Description of the task:
Quote the material exactly, starting with the line containing "close-icon[interactable]: × [381, 106, 391, 120]" and going on through the line containing "profile-link[interactable]: 个人信息 [1719, 35, 1775, 55]", both included.

Data extract:

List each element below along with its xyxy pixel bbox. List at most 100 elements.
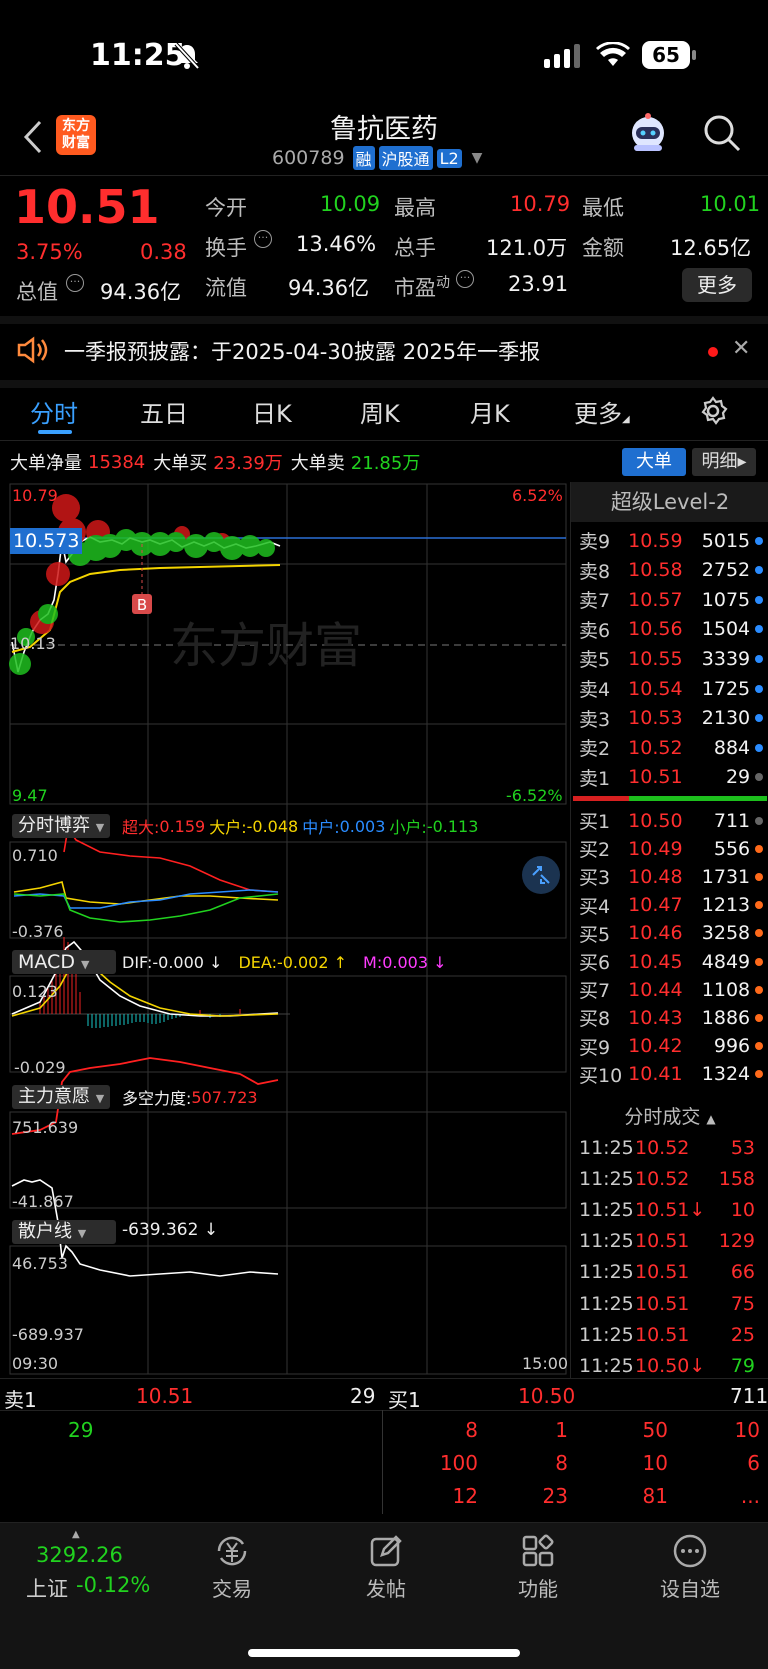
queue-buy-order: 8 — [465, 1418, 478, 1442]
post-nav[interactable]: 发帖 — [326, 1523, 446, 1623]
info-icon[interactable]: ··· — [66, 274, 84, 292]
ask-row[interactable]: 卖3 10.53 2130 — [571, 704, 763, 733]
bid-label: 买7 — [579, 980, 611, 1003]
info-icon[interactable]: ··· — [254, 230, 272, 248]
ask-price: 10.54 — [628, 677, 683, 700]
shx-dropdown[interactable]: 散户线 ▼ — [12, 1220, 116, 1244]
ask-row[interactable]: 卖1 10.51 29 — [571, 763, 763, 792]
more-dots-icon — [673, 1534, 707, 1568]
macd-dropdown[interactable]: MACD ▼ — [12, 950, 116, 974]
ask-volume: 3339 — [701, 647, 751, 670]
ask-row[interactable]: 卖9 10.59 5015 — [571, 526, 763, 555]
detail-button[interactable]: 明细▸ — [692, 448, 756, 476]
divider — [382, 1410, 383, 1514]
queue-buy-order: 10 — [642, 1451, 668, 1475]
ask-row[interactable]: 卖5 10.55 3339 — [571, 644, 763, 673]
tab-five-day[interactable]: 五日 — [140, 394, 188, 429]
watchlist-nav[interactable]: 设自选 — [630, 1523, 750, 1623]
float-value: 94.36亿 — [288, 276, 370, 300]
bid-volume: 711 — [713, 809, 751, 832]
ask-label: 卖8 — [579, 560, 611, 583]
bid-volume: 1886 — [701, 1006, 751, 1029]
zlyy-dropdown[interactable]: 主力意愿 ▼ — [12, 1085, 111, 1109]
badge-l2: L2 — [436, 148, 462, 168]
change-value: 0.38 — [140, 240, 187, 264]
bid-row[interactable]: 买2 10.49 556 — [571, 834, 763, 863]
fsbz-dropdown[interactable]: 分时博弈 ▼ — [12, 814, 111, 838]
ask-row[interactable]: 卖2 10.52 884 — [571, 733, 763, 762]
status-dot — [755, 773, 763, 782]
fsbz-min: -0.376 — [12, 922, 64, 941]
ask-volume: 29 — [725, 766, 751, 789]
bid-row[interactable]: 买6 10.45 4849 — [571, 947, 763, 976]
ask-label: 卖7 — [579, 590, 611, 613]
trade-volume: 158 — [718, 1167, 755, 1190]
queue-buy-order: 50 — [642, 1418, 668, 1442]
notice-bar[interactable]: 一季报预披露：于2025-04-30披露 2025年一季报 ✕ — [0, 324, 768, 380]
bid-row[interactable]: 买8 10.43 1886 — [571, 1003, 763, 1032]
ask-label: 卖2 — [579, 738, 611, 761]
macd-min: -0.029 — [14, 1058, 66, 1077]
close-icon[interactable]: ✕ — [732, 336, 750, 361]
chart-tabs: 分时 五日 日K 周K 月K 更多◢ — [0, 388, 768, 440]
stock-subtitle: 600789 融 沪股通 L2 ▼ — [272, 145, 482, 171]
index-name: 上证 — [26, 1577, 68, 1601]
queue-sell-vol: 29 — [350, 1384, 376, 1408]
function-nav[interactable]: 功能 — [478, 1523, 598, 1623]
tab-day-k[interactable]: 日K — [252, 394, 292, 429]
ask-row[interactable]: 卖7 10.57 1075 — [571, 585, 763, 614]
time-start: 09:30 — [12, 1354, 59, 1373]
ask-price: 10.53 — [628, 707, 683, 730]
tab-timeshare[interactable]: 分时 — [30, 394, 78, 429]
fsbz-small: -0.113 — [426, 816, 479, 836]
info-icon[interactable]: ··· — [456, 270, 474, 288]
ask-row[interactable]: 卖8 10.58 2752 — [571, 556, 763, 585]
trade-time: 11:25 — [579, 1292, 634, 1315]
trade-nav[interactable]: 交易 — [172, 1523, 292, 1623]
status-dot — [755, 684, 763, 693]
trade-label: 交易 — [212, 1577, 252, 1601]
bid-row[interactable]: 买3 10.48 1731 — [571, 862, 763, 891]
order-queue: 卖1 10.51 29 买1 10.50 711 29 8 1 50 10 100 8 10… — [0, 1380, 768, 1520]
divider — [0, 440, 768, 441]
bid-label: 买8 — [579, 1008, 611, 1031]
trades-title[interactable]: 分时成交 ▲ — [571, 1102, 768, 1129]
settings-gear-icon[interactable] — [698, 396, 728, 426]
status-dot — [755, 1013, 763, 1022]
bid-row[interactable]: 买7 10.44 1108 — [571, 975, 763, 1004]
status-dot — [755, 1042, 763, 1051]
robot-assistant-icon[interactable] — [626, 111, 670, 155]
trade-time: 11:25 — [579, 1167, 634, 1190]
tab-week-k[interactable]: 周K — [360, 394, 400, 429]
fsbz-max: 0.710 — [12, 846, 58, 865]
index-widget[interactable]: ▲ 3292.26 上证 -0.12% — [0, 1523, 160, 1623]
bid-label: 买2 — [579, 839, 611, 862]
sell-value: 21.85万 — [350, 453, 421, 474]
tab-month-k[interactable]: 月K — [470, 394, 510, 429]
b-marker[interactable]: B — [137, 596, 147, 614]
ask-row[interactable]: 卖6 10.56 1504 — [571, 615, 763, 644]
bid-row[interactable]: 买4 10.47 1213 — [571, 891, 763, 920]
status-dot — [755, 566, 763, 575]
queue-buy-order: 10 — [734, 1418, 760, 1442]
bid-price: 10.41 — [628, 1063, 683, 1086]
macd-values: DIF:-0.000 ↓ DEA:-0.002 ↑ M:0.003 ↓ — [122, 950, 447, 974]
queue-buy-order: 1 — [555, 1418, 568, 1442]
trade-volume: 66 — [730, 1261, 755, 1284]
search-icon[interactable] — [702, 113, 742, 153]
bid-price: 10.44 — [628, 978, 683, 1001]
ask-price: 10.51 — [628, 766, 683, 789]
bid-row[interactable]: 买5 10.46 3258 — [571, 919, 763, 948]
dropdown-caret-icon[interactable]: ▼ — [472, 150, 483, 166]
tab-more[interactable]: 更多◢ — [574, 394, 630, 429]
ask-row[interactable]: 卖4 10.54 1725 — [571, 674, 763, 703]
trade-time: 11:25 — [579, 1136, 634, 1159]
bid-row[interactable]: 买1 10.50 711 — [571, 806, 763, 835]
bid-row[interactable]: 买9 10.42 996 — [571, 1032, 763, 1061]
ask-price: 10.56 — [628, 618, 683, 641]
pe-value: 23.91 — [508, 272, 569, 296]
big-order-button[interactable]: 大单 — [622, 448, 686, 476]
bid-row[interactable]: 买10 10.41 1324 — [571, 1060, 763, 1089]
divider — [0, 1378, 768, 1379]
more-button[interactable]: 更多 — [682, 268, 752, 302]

==

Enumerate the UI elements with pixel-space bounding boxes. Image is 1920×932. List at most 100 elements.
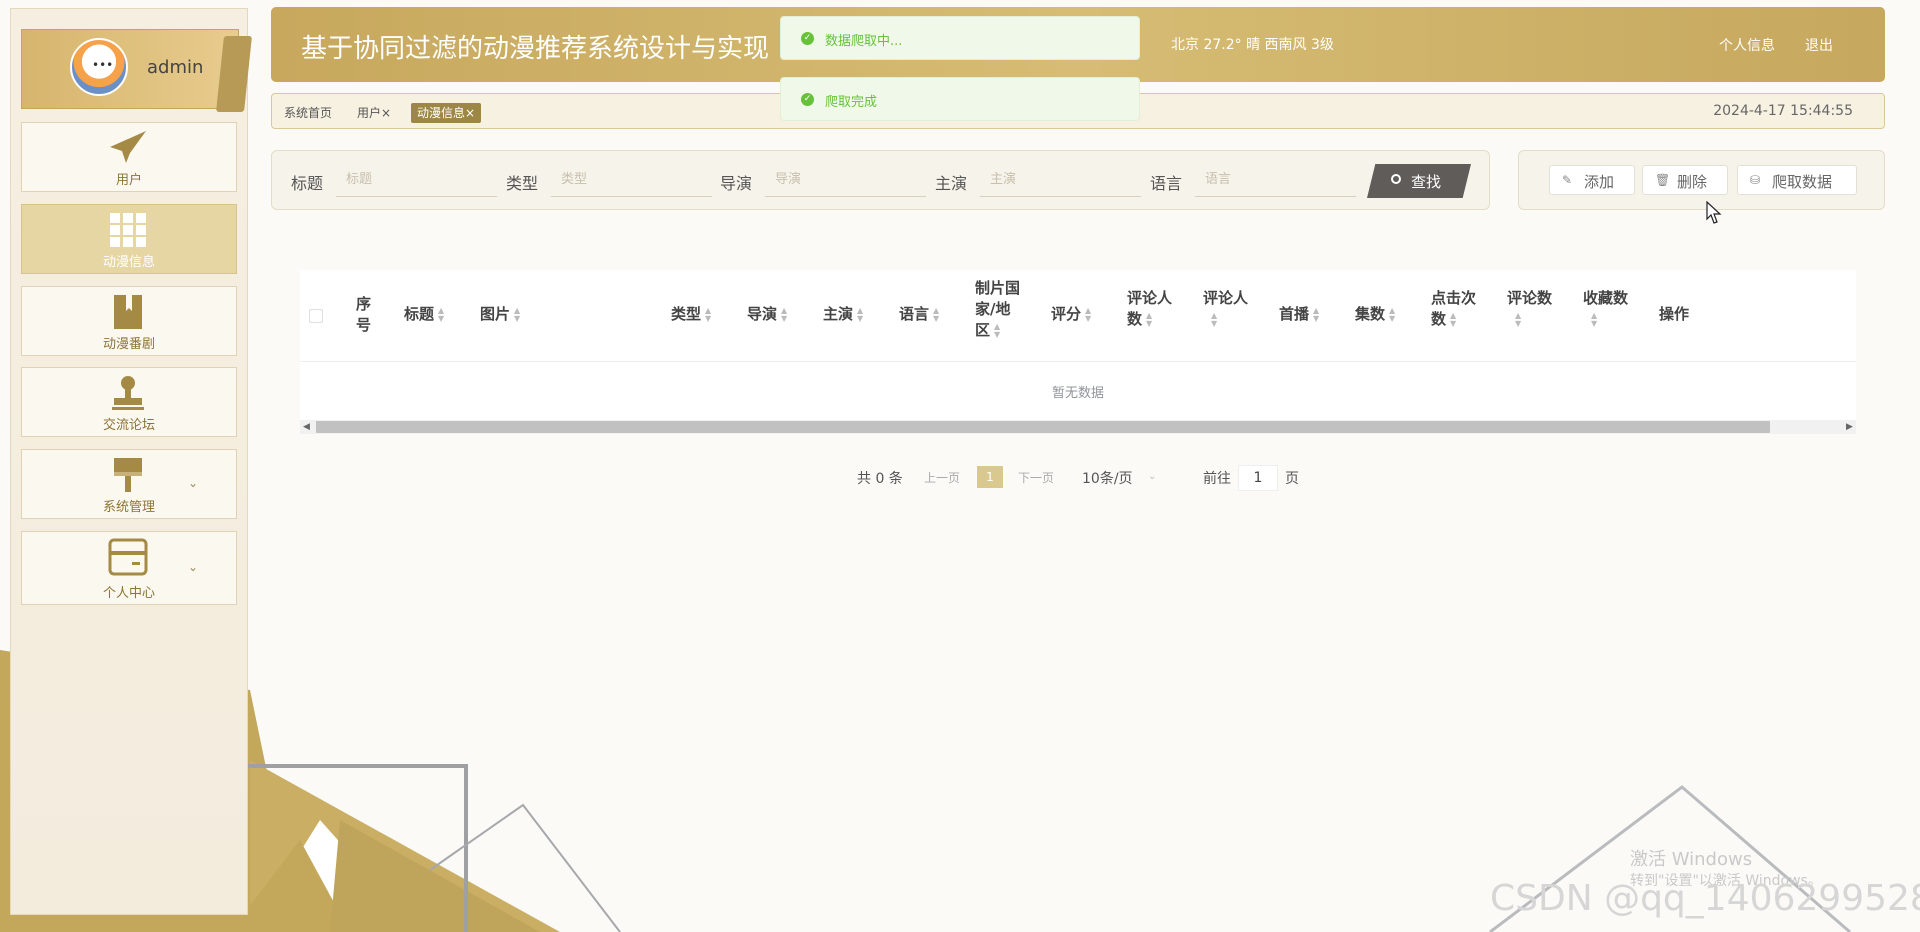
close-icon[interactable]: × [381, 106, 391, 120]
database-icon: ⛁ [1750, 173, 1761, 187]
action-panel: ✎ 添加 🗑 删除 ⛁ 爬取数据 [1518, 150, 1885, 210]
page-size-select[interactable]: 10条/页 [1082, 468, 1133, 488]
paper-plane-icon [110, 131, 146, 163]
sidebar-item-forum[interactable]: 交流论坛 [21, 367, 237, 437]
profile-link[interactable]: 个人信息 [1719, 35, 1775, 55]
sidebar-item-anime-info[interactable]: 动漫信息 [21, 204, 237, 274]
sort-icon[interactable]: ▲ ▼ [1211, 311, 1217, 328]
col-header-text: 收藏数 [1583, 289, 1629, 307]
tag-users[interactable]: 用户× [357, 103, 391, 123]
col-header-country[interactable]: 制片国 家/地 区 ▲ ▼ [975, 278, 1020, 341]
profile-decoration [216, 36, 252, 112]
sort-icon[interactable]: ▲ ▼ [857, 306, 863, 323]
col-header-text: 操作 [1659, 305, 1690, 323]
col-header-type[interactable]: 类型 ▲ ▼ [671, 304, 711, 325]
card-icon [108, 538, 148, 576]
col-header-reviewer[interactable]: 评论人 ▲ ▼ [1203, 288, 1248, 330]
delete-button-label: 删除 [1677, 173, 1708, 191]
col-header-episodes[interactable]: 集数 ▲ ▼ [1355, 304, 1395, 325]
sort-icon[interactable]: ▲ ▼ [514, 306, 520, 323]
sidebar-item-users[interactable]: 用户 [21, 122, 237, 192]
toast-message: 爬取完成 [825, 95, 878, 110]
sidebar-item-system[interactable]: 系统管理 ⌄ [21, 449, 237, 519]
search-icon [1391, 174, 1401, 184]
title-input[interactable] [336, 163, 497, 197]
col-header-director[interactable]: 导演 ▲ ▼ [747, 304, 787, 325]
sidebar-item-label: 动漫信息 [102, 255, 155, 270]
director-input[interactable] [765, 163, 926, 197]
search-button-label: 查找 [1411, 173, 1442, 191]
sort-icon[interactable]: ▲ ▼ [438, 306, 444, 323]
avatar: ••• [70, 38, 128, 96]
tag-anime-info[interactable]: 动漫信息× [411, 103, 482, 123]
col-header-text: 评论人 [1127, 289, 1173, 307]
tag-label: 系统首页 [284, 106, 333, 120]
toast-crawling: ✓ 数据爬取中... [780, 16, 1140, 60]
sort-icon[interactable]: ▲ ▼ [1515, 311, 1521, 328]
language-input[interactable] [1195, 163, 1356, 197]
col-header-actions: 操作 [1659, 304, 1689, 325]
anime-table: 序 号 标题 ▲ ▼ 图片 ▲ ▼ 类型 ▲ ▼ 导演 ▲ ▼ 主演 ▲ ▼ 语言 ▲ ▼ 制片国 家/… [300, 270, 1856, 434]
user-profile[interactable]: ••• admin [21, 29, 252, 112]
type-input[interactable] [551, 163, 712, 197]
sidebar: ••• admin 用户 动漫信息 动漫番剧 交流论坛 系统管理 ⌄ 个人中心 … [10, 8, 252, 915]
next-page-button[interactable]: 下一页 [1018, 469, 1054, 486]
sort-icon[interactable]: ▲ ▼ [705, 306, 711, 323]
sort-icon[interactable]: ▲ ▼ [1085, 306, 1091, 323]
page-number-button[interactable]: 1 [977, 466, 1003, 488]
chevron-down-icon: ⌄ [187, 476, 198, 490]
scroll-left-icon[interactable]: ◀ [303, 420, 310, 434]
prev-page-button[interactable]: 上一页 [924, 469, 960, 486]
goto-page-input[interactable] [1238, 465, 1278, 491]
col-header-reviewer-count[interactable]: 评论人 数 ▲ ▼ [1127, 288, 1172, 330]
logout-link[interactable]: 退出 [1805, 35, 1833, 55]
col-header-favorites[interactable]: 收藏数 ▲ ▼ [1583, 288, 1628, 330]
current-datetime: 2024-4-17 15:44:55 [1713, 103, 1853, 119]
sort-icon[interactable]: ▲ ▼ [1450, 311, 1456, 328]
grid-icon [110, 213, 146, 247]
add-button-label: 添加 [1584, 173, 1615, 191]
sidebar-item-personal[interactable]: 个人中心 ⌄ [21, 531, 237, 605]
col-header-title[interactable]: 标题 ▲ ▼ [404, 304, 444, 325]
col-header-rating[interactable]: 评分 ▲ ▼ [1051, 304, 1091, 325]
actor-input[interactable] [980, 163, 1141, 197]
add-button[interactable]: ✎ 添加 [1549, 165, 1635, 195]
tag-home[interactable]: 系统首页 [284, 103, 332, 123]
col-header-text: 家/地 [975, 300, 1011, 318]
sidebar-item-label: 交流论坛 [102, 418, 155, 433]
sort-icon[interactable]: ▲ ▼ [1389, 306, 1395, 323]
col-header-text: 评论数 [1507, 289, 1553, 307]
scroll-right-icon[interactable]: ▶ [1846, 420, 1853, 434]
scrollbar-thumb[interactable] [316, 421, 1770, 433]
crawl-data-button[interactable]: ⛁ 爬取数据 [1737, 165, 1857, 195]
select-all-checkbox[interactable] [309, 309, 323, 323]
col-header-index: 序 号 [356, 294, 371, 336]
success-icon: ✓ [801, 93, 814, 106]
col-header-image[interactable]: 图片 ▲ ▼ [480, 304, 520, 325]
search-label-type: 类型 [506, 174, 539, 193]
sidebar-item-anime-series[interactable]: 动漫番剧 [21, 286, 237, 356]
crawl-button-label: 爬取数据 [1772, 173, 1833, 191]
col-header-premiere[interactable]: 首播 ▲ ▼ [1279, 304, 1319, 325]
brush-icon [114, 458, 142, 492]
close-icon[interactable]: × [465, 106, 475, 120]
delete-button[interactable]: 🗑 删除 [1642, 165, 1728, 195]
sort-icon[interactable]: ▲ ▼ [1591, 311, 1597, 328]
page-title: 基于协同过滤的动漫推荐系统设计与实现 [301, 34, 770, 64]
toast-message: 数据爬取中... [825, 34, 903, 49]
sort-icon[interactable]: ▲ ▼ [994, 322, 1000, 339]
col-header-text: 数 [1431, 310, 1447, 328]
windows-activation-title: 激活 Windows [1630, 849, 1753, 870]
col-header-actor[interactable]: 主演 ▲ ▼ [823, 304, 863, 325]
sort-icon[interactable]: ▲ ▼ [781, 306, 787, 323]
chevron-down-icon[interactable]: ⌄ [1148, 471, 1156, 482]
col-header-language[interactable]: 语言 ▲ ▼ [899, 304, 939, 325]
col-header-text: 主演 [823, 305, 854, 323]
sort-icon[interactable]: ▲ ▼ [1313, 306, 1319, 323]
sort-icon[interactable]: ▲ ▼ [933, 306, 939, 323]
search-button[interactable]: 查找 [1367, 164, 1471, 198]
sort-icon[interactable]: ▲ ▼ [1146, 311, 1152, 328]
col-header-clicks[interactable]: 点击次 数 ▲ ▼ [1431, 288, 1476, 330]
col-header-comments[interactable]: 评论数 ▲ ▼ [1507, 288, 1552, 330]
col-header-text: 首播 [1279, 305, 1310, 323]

* * *

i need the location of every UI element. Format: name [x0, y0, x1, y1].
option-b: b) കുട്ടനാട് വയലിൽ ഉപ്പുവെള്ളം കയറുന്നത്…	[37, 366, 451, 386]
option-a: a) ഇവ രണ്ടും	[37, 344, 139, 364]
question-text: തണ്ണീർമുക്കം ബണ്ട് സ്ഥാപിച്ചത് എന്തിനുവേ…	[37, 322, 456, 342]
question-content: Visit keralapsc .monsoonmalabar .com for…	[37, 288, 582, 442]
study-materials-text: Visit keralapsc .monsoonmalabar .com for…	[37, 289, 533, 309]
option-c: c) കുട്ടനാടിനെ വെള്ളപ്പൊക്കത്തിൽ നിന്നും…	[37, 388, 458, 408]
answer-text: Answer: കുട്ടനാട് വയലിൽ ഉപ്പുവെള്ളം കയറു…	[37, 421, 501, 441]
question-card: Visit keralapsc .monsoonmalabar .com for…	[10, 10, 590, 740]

Result of the exercise:
close-icon[interactable]: × [381, 106, 391, 120]
database-icon: ⛁ [1750, 173, 1761, 187]
action-panel: ✎ 添加 🗑 删除 ⛁ 爬取数据 [1518, 150, 1885, 210]
page-size-select[interactable]: 10条/页 [1082, 468, 1133, 488]
paper-plane-icon [110, 131, 146, 163]
sidebar-item-forum[interactable]: 交流论坛 [21, 367, 237, 437]
profile-link[interactable]: 个人信息 [1719, 35, 1775, 55]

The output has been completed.